Tantangan Demokrasi Indonesia Menuju Pemilu 2024: Antara Politik Uang dan Politik Identitas

    Tantangan Demokrasi Indonesia Menuju Pemilu 2024: Antara Politik Uang dan Politik Identitas

    OPINI-Berlangsungnya demokrasi di bumi Indonesia sebagai negara dengan penduduk ke empat terbesar di dunia 275. 523. 615 jiwa setelah Amerika.

    Dengan berjalannya demokrasi di negara ini tentu tidak luput dari berbagai macam tantangan dimana negara Indonesia memiliki 1.331 kelompok suku dan 652 bahasa daerah. Kemajemukan tersebut bahwa Indonesia selalu mengajarkan kita tentang toleransi dan pluralisme melalui semboyan yang dikenal dengan Bhineka Tunggal Ika, dalam artian sederhananya adalah berbeda-beda namun tetap satu.

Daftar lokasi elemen
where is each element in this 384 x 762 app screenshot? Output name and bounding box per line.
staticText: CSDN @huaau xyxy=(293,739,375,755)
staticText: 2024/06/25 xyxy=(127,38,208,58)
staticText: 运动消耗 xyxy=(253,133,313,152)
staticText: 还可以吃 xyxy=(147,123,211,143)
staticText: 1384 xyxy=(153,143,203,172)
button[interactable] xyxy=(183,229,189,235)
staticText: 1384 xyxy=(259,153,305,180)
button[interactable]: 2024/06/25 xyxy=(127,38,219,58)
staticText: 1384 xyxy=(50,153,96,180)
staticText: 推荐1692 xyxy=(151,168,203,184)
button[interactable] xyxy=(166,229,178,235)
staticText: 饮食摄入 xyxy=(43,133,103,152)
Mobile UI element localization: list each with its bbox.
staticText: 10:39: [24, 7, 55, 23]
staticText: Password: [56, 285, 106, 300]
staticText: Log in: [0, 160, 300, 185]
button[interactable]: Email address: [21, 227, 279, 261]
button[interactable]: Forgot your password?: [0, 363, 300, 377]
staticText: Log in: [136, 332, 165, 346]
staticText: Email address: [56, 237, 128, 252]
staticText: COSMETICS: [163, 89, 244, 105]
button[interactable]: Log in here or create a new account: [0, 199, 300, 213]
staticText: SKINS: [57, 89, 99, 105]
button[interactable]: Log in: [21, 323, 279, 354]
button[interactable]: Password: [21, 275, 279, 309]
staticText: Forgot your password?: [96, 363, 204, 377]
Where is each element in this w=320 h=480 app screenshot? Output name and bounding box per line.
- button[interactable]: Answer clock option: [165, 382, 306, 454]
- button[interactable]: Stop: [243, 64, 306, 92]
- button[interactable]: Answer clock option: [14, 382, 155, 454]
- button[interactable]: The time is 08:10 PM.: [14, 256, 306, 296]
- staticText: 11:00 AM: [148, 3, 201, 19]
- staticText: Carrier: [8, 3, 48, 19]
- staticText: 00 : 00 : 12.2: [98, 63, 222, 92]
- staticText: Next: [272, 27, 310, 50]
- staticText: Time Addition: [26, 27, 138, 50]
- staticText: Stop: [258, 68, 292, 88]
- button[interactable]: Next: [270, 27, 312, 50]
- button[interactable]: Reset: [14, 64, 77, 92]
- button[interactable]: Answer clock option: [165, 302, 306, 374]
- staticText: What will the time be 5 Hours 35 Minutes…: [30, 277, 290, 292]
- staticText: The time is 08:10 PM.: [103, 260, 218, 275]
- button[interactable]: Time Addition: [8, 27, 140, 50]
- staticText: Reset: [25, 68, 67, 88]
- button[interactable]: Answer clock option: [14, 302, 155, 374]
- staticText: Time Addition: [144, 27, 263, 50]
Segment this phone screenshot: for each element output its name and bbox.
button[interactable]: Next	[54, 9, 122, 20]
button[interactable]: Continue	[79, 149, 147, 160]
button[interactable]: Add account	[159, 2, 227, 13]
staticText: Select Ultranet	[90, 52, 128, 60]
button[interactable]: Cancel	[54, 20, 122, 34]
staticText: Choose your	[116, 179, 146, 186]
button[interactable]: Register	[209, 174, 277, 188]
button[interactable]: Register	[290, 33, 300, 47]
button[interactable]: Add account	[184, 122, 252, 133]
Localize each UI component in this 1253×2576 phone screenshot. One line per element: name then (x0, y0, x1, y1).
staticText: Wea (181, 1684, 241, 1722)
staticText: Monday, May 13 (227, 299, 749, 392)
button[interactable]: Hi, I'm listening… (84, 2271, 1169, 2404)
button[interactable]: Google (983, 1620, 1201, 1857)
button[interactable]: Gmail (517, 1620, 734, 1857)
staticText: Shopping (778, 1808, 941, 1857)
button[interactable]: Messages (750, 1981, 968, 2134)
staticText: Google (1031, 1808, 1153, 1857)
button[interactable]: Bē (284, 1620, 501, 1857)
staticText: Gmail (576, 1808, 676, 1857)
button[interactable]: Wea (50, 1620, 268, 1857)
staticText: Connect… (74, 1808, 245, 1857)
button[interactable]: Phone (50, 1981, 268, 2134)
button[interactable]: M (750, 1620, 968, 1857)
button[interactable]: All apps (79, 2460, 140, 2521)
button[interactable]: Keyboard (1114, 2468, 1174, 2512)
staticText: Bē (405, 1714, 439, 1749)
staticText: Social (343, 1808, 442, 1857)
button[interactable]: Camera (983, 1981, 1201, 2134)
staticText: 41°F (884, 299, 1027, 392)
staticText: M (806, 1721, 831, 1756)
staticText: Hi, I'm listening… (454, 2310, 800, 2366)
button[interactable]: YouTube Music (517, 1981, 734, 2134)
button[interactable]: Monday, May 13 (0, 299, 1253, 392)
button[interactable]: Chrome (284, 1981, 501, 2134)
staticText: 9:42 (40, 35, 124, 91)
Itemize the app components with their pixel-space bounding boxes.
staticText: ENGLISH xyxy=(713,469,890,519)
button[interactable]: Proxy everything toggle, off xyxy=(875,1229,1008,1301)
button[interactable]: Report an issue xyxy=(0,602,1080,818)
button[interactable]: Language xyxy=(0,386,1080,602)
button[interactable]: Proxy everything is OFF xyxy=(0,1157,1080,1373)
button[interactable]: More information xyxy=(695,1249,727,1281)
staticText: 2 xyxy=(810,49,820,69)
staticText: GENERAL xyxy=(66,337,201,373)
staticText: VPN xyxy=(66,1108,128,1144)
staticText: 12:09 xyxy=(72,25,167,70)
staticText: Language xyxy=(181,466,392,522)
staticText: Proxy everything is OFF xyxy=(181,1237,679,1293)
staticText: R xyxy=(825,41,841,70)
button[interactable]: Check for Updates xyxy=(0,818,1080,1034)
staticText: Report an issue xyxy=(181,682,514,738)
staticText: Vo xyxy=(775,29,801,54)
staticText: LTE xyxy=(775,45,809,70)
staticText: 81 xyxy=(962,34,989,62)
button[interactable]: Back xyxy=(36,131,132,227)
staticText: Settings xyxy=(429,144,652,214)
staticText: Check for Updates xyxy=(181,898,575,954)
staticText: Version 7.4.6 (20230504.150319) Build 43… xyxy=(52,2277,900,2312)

◆ Tugas ◆
Ulangi kata demi kata bagian teks tentang tantangan demokrasi Indonesia di atas, yang dibuka dengan kata-kata yang memuat "Dengan berjalannya demokrasi" dan ditutup dengan "namun tetap satu.".

◆ Jawaban tertulis ◆
Dengan berjalannya demokrasi di negara ini tentu tidak luput dari berbagai macam tantangan dimana negara Indonesia memiliki 1.331 kelompok suku dan 652 bahasa daerah. Kemajemukan tersebut bahwa Indonesia selalu mengajarkan kita tentang toleransi dan pluralisme melalui semboyan yang dikenal dengan Bhineka Tunggal Ika, dalam artian sederhananya adalah berbeda-beda namun tetap satu.